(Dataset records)
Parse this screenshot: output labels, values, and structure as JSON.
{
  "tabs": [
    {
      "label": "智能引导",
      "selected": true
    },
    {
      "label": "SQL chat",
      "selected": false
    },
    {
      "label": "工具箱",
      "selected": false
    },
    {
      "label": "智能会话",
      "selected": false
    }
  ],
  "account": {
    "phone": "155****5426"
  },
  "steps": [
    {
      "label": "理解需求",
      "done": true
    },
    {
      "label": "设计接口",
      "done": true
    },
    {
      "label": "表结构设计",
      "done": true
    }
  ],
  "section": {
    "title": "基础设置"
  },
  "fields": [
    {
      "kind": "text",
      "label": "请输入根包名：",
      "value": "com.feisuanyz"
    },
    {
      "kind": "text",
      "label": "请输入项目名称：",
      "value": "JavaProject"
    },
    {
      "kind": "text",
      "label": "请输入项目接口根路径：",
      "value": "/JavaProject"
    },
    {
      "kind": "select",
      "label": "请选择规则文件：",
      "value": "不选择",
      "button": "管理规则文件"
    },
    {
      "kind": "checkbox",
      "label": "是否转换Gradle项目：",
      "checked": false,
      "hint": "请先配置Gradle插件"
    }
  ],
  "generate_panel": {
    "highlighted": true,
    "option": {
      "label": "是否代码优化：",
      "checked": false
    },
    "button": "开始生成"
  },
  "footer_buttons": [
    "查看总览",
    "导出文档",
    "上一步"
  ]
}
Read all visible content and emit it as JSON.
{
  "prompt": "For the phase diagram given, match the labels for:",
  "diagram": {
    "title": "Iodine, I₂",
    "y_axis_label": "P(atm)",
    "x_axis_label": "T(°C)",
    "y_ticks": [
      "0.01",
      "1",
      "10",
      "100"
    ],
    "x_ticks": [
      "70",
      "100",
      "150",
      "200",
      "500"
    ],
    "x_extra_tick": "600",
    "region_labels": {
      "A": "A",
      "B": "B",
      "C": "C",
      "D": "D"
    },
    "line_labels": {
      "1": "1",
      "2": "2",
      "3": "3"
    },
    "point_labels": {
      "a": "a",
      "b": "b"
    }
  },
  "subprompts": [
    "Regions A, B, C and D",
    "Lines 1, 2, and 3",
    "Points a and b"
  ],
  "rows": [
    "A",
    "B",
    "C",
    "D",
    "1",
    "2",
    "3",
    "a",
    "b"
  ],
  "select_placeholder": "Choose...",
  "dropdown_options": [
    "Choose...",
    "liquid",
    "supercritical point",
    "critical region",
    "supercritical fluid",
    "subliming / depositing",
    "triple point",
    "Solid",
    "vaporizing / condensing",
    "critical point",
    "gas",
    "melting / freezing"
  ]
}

• **Exercise goal**: Print only the lines from the one with "Read all visible content and emit it as JSON." to the end of the records, both included.

• **Complete output**:
Read all visible content and emit it as JSON.
{
  "prompt": "For the phase diagram given, match the labels for:",
  "diagram": {
    "title": "Iodine, I₂",
    "y_axis_label": "P(atm)",
    "x_axis_label": "T(°C)",
    "y_ticks": [
      "0.01",
      "1",
      "10",
      "100"
    ],
    "x_ticks": [
      "70",
      "100",
      "150",
      "200",
      "500"
    ],
    "x_extra_tick": "600",
    "region_labels": {
      "A": "A",
      "B": "B",
      "C": "C",
      "D": "D"
    },
    "line_labels": {
      "1": "1",
      "2": "2",
      "3": "3"
    },
    "point_labels": {
      "a": "a",
      "b": "b"
    }
  },
  "subprompts": [
    "Regions A, B, C and D",
    "Lines 1, 2, and 3",
    "Points a and b"
  ],
  "rows": [
    "A",
    "B",
    "C",
    "D",
    "1",
    "2",
    "3",
    "a",
    "b"
  ],
  "select_placeholder": "Choose...",
  "dropdown_options": [
    "Choose...",
    "liquid",
    "supercritical point",
    "critical region",
    "supercritical fluid",
    "subliming / depositing",
    "triple point",
    "Solid",
    "vaporizing / condensing",
    "critical point",
    "gas",
    "melting / freezing"
  ]
}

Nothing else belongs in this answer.